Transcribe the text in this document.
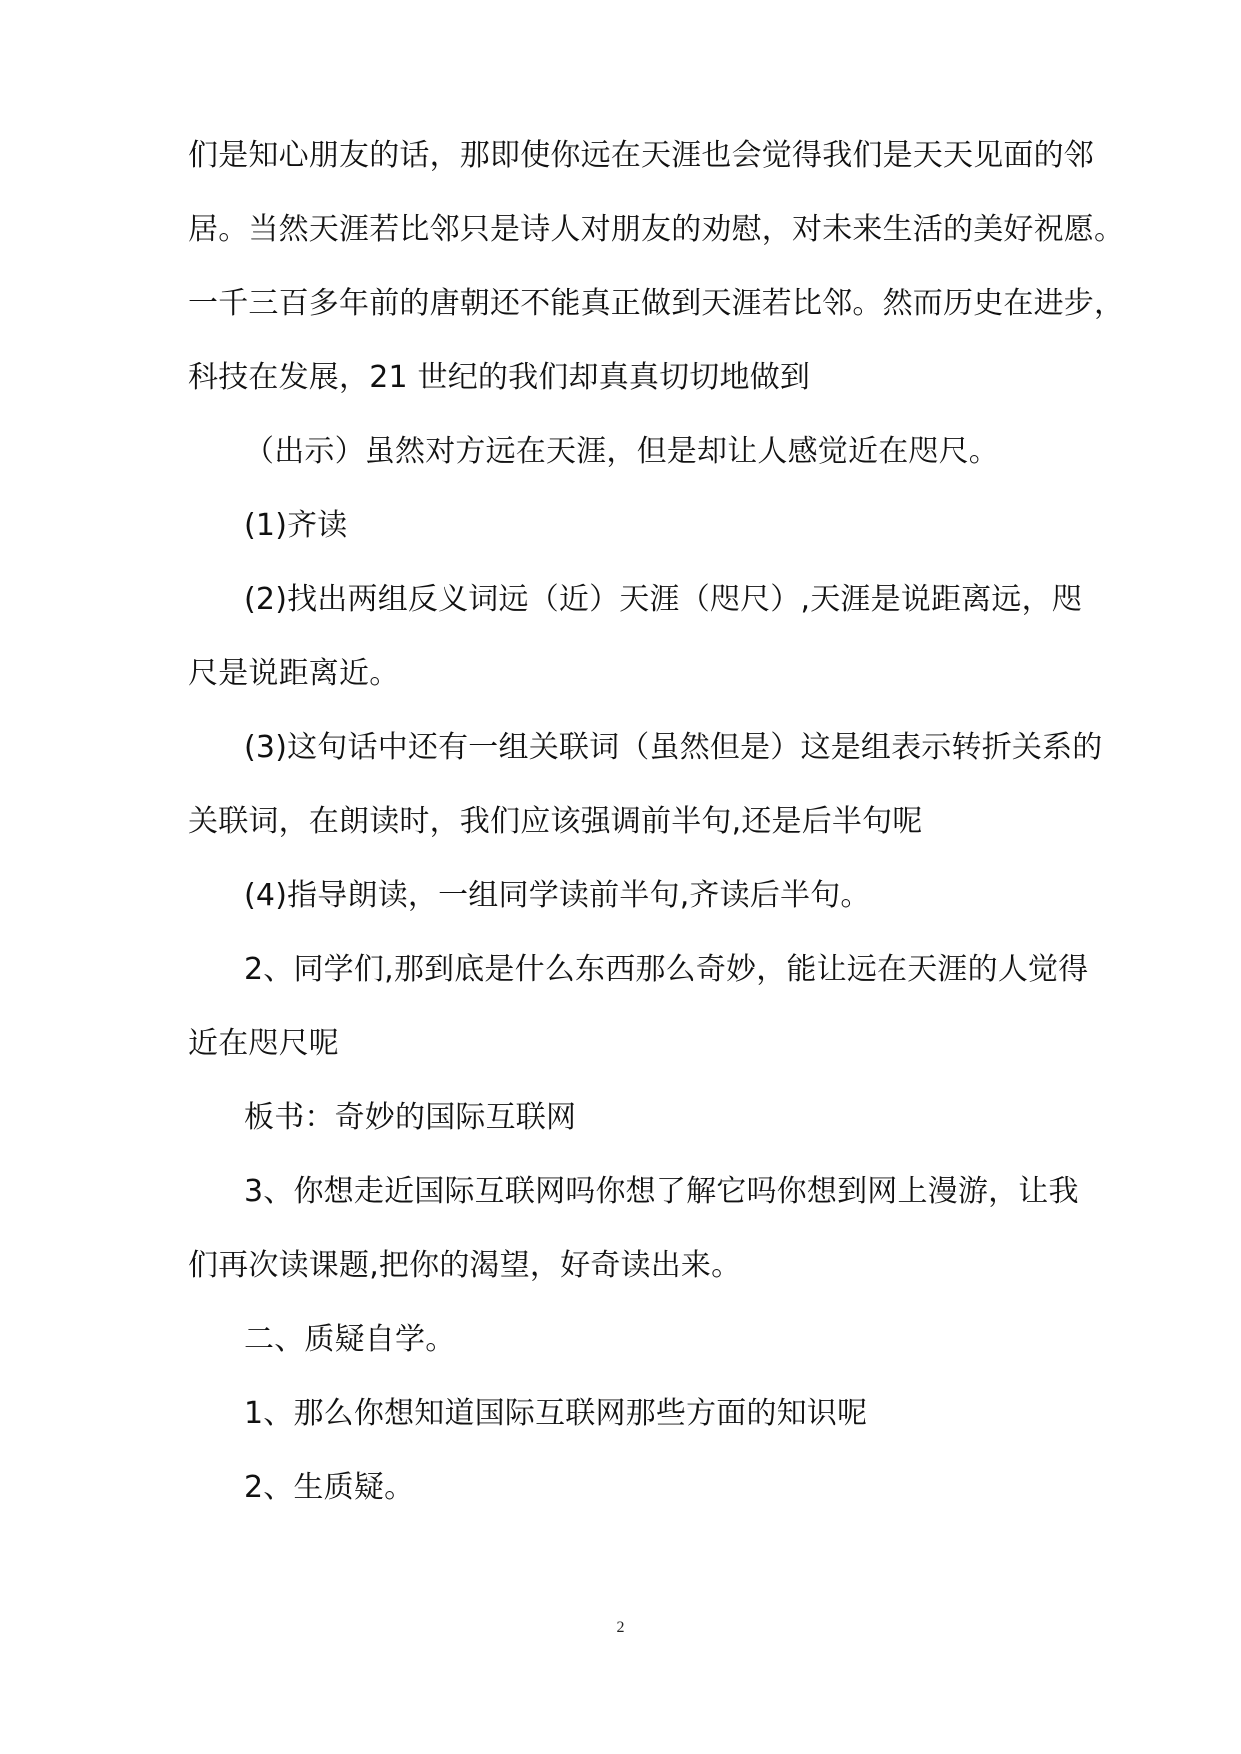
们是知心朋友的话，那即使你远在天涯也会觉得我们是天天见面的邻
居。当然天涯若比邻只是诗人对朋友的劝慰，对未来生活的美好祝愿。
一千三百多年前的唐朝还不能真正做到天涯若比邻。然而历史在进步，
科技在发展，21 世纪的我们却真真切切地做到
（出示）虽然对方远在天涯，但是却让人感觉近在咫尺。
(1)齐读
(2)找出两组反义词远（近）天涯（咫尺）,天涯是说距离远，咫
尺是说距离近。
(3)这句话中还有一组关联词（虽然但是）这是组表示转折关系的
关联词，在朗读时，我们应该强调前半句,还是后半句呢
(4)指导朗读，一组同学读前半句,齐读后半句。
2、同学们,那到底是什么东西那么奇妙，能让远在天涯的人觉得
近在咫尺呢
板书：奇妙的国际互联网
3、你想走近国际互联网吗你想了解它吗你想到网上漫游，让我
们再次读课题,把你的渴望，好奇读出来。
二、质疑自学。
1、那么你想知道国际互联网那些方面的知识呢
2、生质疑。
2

__________________________________________________

_Exercise goal_
Reproduce the material above in full and without alteration, but skip all pictures.

_Output for this task_
Transcribe the text in this document.
们是知心朋友的话，那即使你远在天涯也会觉得我们是天天见面的邻
居。当然天涯若比邻只是诗人对朋友的劝慰，对未来生活的美好祝愿。
一千三百多年前的唐朝还不能真正做到天涯若比邻。然而历史在进步，
科技在发展，21 世纪的我们却真真切切地做到
（出示）虽然对方远在天涯，但是却让人感觉近在咫尺。
(1)齐读
(2)找出两组反义词远（近）天涯（咫尺）,天涯是说距离远，咫
尺是说距离近。
(3)这句话中还有一组关联词（虽然但是）这是组表示转折关系的
关联词，在朗读时，我们应该强调前半句,还是后半句呢
(4)指导朗读，一组同学读前半句,齐读后半句。
2、同学们,那到底是什么东西那么奇妙，能让远在天涯的人觉得
近在咫尺呢
板书：奇妙的国际互联网
3、你想走近国际互联网吗你想了解它吗你想到网上漫游，让我
们再次读课题,把你的渴望，好奇读出来。
二、质疑自学。
1、那么你想知道国际互联网那些方面的知识呢
2、生质疑。
2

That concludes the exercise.